■ WORK TO DO: Copy the data precisely, character for character, and leave out every picture.

#### DATA

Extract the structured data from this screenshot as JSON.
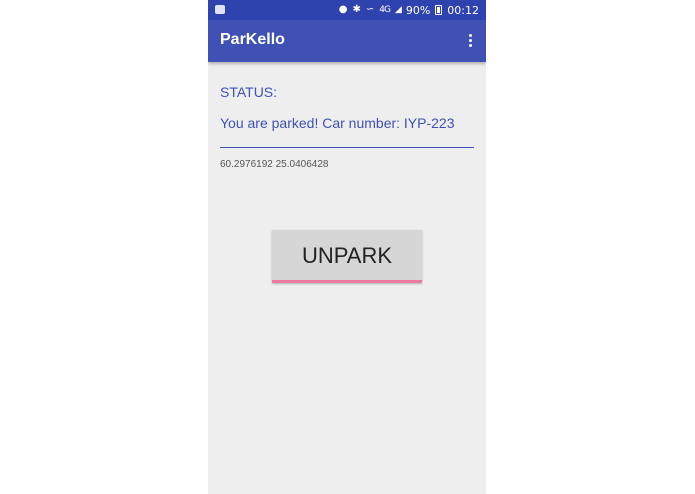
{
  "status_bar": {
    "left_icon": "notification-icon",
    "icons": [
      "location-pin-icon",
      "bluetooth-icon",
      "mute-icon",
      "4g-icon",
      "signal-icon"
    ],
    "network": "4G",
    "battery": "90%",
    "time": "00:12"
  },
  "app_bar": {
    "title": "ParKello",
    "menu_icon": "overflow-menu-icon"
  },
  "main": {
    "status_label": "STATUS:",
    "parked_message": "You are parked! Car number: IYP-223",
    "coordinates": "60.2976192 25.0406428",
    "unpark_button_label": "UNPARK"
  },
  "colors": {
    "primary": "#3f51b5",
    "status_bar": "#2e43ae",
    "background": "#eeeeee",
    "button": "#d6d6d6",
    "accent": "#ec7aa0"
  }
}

########

■ ANSWER:
Extract the structured data from this screenshot as JSON.
{
  "status_bar": {
    "left_icon": "notification-icon",
    "icons": [
      "location-pin-icon",
      "bluetooth-icon",
      "mute-icon",
      "4g-icon",
      "signal-icon"
    ],
    "network": "4G",
    "battery": "90%",
    "time": "00:12"
  },
  "app_bar": {
    "title": "ParKello",
    "menu_icon": "overflow-menu-icon"
  },
  "main": {
    "status_label": "STATUS:",
    "parked_message": "You are parked! Car number: IYP-223",
    "coordinates": "60.2976192 25.0406428",
    "unpark_button_label": "UNPARK"
  },
  "colors": {
    "primary": "#3f51b5",
    "status_bar": "#2e43ae",
    "background": "#eeeeee",
    "button": "#d6d6d6",
    "accent": "#ec7aa0"
  }
}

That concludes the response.